»»

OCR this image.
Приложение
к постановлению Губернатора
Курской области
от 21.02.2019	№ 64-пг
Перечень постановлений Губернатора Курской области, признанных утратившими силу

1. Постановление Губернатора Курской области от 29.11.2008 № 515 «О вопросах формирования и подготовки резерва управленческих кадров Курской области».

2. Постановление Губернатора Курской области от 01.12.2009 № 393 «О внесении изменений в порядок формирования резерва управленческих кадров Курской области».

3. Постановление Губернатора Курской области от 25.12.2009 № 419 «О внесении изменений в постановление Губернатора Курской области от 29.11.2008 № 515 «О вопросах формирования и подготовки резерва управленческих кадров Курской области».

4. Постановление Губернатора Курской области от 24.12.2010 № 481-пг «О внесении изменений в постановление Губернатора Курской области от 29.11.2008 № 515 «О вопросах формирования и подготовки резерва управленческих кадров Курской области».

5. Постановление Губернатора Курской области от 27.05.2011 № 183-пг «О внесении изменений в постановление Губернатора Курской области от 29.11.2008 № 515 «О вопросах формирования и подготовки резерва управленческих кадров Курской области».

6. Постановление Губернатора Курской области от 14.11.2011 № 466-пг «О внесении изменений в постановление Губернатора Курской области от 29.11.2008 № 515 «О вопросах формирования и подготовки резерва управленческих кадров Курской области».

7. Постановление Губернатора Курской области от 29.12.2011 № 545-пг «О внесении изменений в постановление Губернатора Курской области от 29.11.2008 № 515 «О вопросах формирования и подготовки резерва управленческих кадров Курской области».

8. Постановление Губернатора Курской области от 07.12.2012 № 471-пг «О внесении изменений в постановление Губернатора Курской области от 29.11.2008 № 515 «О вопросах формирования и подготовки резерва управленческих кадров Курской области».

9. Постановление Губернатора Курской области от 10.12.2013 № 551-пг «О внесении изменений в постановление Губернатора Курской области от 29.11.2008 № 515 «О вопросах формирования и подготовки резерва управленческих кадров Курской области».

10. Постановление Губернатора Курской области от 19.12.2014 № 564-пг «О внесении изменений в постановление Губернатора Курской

««

The exercise:
Identify each line in the records above that contains the word "Постановление", and copy it out in full.

Answer to the problem:
1. Постановление Губернатора Курской области от 29.11.2008 № 515 «О вопросах формирования и подготовки резерва управленческих кадров Курской области».
2. Постановление Губернатора Курской области от 01.12.2009 № 393 «О внесении изменений в порядок формирования резерва управленческих кадров Курской области».
3. Постановление Губернатора Курской области от 25.12.2009 № 419 «О внесении изменений в постановление Губернатора Курской области от 29.11.2008 № 515 «О вопросах формирования и подготовки резерва управленческих кадров Курской области».
4. Постановление Губернатора Курской области от 24.12.2010 № 481-пг «О внесении изменений в постановление Губернатора Курской области от 29.11.2008 № 515 «О вопросах формирования и подготовки резерва управленческих кадров Курской области».
5. Постановление Губернатора Курской области от 27.05.2011 № 183-пг «О внесении изменений в постановление Губернатора Курской области от 29.11.2008 № 515 «О вопросах формирования и подготовки резерва управленческих кадров Курской области».
6. Постановление Губернатора Курской области от 14.11.2011 № 466-пг «О внесении изменений в постановление Губернатора Курской области от 29.11.2008 № 515 «О вопросах формирования и подготовки резерва управленческих кадров Курской области».
7. Постановление Губернатора Курской области от 29.12.2011 № 545-пг «О внесении изменений в постановление Губернатора Курской области от 29.11.2008 № 515 «О вопросах формирования и подготовки резерва управленческих кадров Курской области».
8. Постановление Губернатора Курской области от 07.12.2012 № 471-пг «О внесении изменений в постановление Губернатора Курской области от 29.11.2008 № 515 «О вопросах формирования и подготовки резерва управленческих кадров Курской области».
9. Постановление Губернатора Курской области от 10.12.2013 № 551-пг «О внесении изменений в постановление Губернатора Курской области от 29.11.2008 № 515 «О вопросах формирования и подготовки резерва управленческих кадров Курской области».
10. Постановление Губернатора Курской области от 19.12.2014 № 564-пг «О внесении изменений в постановление Губернатора Курской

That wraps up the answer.